▶ [Task to complete]
Set down the material once more, exactly as it appears.

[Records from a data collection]
· · · · ·
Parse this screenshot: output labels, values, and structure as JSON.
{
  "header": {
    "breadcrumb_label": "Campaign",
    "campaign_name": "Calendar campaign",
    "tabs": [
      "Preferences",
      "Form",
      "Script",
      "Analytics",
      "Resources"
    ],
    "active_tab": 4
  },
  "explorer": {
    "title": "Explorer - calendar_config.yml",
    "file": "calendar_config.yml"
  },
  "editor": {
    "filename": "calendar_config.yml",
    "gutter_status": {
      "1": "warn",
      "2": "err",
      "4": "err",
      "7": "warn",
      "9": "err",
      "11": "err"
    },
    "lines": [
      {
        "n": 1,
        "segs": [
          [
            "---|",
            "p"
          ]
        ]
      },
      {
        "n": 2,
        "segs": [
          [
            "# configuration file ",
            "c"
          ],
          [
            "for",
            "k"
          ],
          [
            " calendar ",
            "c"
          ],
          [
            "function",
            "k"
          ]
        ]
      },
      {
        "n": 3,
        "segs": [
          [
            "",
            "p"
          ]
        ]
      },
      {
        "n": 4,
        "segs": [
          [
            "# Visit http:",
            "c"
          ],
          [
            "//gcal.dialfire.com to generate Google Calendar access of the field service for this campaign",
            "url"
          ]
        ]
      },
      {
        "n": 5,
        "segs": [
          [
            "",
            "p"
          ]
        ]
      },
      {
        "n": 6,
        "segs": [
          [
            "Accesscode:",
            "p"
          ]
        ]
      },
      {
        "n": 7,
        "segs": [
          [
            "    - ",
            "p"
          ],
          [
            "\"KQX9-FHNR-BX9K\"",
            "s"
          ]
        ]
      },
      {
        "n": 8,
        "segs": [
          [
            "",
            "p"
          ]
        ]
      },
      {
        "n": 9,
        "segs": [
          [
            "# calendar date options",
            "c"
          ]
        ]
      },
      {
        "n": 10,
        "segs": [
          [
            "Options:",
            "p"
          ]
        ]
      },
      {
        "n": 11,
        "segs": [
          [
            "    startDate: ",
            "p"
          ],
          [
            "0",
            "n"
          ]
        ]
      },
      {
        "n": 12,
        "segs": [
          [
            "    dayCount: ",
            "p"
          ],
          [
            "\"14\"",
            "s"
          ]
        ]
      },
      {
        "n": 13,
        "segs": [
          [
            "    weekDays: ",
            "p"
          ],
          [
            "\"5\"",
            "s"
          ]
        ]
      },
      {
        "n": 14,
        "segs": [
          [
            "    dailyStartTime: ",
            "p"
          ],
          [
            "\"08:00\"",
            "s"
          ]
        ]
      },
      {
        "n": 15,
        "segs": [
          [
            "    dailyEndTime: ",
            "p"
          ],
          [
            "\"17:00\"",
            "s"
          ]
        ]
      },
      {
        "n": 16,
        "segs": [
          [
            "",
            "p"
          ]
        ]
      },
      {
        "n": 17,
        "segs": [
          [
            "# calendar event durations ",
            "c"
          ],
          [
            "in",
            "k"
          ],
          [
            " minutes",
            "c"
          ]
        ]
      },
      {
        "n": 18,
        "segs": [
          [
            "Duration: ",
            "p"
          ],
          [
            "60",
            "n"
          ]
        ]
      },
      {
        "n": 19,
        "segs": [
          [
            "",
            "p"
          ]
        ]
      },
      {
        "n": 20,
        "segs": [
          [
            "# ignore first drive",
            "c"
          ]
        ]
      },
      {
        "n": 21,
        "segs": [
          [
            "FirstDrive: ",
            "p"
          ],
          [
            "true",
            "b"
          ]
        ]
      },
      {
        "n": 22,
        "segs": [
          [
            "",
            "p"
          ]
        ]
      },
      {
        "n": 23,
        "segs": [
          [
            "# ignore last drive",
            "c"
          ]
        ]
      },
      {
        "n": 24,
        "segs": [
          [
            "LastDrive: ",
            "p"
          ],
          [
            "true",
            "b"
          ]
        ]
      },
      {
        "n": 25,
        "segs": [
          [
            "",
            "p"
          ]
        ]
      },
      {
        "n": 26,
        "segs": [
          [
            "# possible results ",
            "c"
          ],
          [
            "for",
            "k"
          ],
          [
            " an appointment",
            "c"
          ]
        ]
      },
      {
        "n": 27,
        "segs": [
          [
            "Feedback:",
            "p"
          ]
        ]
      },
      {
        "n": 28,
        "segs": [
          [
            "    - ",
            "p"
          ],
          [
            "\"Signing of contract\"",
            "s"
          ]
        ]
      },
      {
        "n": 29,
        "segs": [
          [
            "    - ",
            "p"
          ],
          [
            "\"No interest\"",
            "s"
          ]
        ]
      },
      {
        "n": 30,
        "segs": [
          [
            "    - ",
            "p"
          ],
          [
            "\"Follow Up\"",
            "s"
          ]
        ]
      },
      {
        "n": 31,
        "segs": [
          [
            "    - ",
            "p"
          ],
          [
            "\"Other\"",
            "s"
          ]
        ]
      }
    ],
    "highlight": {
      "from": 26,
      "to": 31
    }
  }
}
· · · · ·
▶ [Full solution]
Parse this screenshot: output labels, values, and structure as JSON.
{
  "header": {
    "breadcrumb_label": "Campaign",
    "campaign_name": "Calendar campaign",
    "tabs": [
      "Preferences",
      "Form",
      "Script",
      "Analytics",
      "Resources"
    ],
    "active_tab": 4
  },
  "explorer": {
    "title": "Explorer - calendar_config.yml",
    "file": "calendar_config.yml"
  },
  "editor": {
    "filename": "calendar_config.yml",
    "gutter_status": {
      "1": "warn",
      "2": "err",
      "4": "err",
      "7": "warn",
      "9": "err",
      "11": "err"
    },
    "lines": [
      {
        "n": 1,
        "segs": [
          [
            "---|",
            "p"
          ]
        ]
      },
      {
        "n": 2,
        "segs": [
          [
            "# configuration file ",
            "c"
          ],
          [
            "for",
            "k"
          ],
          [
            " calendar ",
            "c"
          ],
          [
            "function",
            "k"
          ]
        ]
      },
      {
        "n": 3,
        "segs": [
          [
            "",
            "p"
          ]
        ]
      },
      {
        "n": 4,
        "segs": [
          [
            "# Visit http:",
            "c"
          ],
          [
            "//gcal.dialfire.com to generate Google Calendar access of the field service for this campaign",
            "url"
          ]
        ]
      },
      {
        "n": 5,
        "segs": [
          [
            "",
            "p"
          ]
        ]
      },
      {
        "n": 6,
        "segs": [
          [
            "Accesscode:",
            "p"
          ]
        ]
      },
      {
        "n": 7,
        "segs": [
          [
            "    - ",
            "p"
          ],
          [
            "\"KQX9-FHNR-BX9K\"",
            "s"
          ]
        ]
      },
      {
        "n": 8,
        "segs": [
          [
            "",
            "p"
          ]
        ]
      },
      {
        "n": 9,
        "segs": [
          [
            "# calendar date options",
            "c"
          ]
        ]
      },
      {
        "n": 10,
        "segs": [
          [
            "Options:",
            "p"
          ]
        ]
      },
      {
        "n": 11,
        "segs": [
          [
            "    startDate: ",
            "p"
          ],
          [
            "0",
            "n"
          ]
        ]
      },
      {
        "n": 12,
        "segs": [
          [
            "    dayCount: ",
            "p"
          ],
          [
            "\"14\"",
            "s"
          ]
        ]
      },
      {
        "n": 13,
        "segs": [
          [
            "    weekDays: ",
            "p"
          ],
          [
            "\"5\"",
            "s"
          ]
        ]
      },
      {
        "n": 14,
        "segs": [
          [
            "    dailyStartTime: ",
            "p"
          ],
          [
            "\"08:00\"",
            "s"
          ]
        ]
      },
      {
        "n": 15,
        "segs": [
          [
            "    dailyEndTime: ",
            "p"
          ],
          [
            "\"17:00\"",
            "s"
          ]
        ]
      },
      {
        "n": 16,
        "segs": [
          [
            "",
            "p"
          ]
        ]
      },
      {
        "n": 17,
        "segs": [
          [
            "# calendar event durations ",
            "c"
          ],
          [
            "in",
            "k"
          ],
          [
            " minutes",
            "c"
          ]
        ]
      },
      {
        "n": 18,
        "segs": [
          [
            "Duration: ",
            "p"
          ],
          [
            "60",
            "n"
          ]
        ]
      },
      {
        "n": 19,
        "segs": [
          [
            "",
            "p"
          ]
        ]
      },
      {
        "n": 20,
        "segs": [
          [
            "# ignore first drive",
            "c"
          ]
        ]
      },
      {
        "n": 21,
        "segs": [
          [
            "FirstDrive: ",
            "p"
          ],
          [
            "true",
            "b"
          ]
        ]
      },
      {
        "n": 22,
        "segs": [
          [
            "",
            "p"
          ]
        ]
      },
      {
        "n": 23,
        "segs": [
          [
            "# ignore last drive",
            "c"
          ]
        ]
      },
      {
        "n": 24,
        "segs": [
          [
            "LastDrive: ",
            "p"
          ],
          [
            "true",
            "b"
          ]
        ]
      },
      {
        "n": 25,
        "segs": [
          [
            "",
            "p"
          ]
        ]
      },
      {
        "n": 26,
        "segs": [
          [
            "# possible results ",
            "c"
          ],
          [
            "for",
            "k"
          ],
          [
            " an appointment",
            "c"
          ]
        ]
      },
      {
        "n": 27,
        "segs": [
          [
            "Feedback:",
            "p"
          ]
        ]
      },
      {
        "n": 28,
        "segs": [
          [
            "    - ",
            "p"
          ],
          [
            "\"Signing of contract\"",
            "s"
          ]
        ]
      },
      {
        "n": 29,
        "segs": [
          [
            "    - ",
            "p"
          ],
          [
            "\"No interest\"",
            "s"
          ]
        ]
      },
      {
        "n": 30,
        "segs": [
          [
            "    - ",
            "p"
          ],
          [
            "\"Follow Up\"",
            "s"
          ]
        ]
      },
      {
        "n": 31,
        "segs": [
          [
            "    - ",
            "p"
          ],
          [
            "\"Other\"",
            "s"
          ]
        ]
      }
    ],
    "highlight": {
      "from": 26,
      "to": 31
    }
  }
}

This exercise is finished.